• EXERCISE AIM:
Below are the records; locate each line with the word "право" and copy it.
===== DATA LISTING =====
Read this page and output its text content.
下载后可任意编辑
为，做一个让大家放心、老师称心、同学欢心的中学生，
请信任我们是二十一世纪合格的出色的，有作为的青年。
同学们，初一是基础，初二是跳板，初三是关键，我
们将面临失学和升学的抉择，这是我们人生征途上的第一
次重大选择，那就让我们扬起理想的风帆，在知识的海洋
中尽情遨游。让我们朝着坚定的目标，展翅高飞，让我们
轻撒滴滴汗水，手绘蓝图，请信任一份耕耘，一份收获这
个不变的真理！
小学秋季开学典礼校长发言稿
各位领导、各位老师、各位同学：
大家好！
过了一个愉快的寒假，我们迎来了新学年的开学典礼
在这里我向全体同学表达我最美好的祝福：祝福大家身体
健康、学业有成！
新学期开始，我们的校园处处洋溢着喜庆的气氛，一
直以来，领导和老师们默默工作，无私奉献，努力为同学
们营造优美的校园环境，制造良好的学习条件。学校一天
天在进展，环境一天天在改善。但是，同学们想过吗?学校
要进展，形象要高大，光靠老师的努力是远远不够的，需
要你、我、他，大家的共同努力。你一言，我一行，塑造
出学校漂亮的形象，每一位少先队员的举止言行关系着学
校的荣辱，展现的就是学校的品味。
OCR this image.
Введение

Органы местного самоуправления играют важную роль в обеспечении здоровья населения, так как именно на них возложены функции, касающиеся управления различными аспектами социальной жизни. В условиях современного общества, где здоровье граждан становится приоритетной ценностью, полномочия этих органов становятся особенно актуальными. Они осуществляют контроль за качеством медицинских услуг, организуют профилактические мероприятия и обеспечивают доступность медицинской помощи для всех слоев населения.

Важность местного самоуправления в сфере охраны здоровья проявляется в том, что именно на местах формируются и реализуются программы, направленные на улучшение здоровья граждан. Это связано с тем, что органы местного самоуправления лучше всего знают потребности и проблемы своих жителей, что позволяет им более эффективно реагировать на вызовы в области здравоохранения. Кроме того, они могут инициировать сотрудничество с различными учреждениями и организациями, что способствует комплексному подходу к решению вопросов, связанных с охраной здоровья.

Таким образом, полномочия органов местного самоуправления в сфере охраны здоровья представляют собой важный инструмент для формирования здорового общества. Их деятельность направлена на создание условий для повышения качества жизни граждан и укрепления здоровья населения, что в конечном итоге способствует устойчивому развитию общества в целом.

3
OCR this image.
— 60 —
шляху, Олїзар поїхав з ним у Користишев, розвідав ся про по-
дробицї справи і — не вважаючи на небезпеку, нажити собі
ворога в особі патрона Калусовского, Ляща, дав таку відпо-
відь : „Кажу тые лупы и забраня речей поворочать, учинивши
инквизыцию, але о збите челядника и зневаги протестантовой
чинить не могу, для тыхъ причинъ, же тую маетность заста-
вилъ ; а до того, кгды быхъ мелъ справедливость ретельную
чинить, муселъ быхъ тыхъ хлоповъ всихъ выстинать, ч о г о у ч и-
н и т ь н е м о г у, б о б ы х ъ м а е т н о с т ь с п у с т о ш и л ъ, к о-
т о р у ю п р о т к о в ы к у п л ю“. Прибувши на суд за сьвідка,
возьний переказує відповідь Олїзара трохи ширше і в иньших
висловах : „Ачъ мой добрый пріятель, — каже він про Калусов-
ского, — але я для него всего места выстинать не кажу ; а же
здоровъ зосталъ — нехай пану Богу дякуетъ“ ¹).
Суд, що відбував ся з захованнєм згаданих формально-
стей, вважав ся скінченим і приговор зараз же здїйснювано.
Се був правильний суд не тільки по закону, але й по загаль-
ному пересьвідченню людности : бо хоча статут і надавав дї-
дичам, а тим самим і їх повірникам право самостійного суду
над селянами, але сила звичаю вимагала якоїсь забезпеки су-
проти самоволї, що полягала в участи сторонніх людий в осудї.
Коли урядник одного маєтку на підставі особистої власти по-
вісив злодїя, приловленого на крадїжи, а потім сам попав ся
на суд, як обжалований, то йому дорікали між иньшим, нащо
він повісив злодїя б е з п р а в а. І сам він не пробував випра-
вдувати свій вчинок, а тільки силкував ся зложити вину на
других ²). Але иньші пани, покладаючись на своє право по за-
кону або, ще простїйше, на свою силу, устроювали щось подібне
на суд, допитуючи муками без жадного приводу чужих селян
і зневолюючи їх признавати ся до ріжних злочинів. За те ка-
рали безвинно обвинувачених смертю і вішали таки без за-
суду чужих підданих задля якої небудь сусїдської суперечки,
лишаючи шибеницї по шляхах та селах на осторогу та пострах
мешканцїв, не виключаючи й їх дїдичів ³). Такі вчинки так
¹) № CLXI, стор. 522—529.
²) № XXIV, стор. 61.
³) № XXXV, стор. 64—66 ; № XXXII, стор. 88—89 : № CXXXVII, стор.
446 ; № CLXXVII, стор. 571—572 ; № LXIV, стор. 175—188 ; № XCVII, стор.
=====
• THE SOLUTION:
дичам, а тим самим і їх повірникам право самостійного суду
других ²). Але иньші пани, покладаючись на своє право по за-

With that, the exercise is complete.